Locate and copy all lines bearing the word "Five".

## Start RECORDED DATA

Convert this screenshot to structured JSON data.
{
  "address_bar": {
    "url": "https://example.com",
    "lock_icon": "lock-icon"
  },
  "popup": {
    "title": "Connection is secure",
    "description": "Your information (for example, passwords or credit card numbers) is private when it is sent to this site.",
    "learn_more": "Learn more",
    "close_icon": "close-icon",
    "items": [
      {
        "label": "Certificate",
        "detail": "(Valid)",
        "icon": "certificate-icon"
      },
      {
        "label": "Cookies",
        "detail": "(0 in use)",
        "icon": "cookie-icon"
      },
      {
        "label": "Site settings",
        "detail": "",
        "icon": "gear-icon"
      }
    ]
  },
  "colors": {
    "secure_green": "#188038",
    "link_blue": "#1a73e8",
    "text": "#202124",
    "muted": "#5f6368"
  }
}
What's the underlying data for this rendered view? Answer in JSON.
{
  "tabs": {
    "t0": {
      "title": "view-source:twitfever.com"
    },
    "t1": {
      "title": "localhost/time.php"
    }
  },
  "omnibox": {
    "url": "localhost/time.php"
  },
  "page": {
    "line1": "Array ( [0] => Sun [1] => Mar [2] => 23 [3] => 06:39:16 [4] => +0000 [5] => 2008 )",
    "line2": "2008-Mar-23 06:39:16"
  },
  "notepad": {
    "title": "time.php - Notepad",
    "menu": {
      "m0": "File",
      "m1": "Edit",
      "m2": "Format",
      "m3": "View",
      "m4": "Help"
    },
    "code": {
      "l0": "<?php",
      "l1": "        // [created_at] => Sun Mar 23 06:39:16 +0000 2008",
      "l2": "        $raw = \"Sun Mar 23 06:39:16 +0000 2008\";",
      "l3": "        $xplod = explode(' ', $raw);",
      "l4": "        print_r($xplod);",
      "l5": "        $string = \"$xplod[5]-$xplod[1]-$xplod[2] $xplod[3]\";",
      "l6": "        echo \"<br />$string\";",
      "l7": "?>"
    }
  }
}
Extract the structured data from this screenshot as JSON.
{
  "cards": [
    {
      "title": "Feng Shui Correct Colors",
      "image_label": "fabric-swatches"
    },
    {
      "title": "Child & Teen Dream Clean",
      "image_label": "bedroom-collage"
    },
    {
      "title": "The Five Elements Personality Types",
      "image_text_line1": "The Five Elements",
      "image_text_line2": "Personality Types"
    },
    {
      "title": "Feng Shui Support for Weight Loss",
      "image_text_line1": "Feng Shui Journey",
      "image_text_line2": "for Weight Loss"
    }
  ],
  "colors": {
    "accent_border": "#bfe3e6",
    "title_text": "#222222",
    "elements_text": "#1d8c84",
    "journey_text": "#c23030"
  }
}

## End RECORDED DATA

* SOLUTION FOR THIS PROBLEM
      "title": "The Five Elements Personality Types",
      "image_text_line1": "The Five Elements",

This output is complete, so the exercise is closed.